SOURCE MATERIAL:
···
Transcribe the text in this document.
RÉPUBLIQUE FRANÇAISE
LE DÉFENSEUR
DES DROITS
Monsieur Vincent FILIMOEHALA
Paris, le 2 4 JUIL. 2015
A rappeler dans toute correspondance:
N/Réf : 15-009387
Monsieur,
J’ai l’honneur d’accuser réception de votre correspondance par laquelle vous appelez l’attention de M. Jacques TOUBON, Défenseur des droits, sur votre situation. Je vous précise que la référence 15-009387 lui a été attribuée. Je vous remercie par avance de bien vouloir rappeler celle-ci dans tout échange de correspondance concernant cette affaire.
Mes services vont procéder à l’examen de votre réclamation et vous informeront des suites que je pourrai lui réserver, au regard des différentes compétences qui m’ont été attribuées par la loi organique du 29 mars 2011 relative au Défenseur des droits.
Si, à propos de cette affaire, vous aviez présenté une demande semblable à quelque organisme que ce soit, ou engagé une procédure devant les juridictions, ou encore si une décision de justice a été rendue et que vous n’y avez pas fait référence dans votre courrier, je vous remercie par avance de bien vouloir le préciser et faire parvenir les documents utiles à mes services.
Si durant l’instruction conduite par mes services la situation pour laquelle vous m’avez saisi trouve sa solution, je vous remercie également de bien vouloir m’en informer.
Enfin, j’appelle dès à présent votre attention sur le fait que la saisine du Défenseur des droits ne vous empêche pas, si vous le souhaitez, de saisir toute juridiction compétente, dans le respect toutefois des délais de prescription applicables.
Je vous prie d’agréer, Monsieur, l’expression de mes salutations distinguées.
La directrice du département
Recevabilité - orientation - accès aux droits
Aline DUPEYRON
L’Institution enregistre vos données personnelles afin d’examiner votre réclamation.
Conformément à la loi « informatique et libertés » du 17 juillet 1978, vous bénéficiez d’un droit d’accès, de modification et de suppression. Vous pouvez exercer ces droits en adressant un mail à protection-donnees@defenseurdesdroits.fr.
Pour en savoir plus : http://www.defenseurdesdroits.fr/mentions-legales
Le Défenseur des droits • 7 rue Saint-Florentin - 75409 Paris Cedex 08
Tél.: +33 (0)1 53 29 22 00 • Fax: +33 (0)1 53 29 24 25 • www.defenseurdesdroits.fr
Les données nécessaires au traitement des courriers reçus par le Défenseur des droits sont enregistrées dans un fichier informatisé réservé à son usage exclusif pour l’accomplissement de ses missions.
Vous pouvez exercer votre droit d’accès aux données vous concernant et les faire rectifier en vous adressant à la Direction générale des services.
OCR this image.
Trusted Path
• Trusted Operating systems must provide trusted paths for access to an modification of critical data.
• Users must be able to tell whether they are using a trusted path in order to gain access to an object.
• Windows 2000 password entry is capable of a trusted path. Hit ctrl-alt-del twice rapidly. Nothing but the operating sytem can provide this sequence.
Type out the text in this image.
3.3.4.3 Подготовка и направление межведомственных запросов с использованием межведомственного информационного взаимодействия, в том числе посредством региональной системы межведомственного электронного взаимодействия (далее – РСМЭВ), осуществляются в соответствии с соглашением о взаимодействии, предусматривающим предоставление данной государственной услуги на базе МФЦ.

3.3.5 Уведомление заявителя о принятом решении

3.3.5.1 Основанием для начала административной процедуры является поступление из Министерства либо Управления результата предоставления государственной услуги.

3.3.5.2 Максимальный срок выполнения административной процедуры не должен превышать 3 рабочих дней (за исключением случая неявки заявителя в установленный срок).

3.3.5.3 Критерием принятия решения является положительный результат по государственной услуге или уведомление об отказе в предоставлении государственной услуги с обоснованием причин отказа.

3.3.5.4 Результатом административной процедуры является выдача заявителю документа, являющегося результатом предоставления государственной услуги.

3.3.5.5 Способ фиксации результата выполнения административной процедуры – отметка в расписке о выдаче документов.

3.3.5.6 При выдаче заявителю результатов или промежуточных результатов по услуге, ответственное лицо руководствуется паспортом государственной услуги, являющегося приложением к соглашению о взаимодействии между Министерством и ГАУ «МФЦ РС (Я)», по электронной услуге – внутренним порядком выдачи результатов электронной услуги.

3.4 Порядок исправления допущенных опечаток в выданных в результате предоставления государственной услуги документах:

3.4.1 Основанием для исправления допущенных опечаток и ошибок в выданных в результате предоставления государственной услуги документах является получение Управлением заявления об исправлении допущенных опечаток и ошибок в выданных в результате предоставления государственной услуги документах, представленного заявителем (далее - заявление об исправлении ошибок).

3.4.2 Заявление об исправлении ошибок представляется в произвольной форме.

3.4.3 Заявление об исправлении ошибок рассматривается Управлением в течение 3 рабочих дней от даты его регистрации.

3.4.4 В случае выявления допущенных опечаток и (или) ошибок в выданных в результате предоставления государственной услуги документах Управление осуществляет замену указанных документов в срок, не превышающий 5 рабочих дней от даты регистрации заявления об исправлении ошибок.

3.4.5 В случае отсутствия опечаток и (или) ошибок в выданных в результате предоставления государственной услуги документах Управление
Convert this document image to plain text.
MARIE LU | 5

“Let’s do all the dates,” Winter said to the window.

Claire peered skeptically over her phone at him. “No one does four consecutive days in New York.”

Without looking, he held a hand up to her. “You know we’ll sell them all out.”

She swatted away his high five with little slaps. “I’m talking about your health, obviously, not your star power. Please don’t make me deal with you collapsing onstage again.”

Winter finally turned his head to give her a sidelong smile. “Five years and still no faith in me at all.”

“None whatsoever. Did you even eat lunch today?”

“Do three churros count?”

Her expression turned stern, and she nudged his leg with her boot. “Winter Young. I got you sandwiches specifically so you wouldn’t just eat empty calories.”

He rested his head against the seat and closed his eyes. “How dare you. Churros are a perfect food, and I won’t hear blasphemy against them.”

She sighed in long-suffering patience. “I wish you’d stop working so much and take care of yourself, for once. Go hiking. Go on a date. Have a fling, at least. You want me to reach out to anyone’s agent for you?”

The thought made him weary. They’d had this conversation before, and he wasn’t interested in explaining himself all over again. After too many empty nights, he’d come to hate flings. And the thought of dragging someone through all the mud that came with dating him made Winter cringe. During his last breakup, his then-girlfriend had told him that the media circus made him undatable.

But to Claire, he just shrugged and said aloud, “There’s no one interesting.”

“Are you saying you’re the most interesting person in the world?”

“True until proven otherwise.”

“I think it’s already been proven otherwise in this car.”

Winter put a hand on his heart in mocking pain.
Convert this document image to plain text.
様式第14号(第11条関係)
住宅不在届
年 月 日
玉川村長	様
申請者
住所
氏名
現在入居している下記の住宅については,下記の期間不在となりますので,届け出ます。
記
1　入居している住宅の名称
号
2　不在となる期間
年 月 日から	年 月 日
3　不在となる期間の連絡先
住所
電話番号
···
WRITTEN REQUEST:
Looking at the records above, say how many lines hold the string "являющегося". Write nothing but the number.

COMPLETE RESPONSE:
2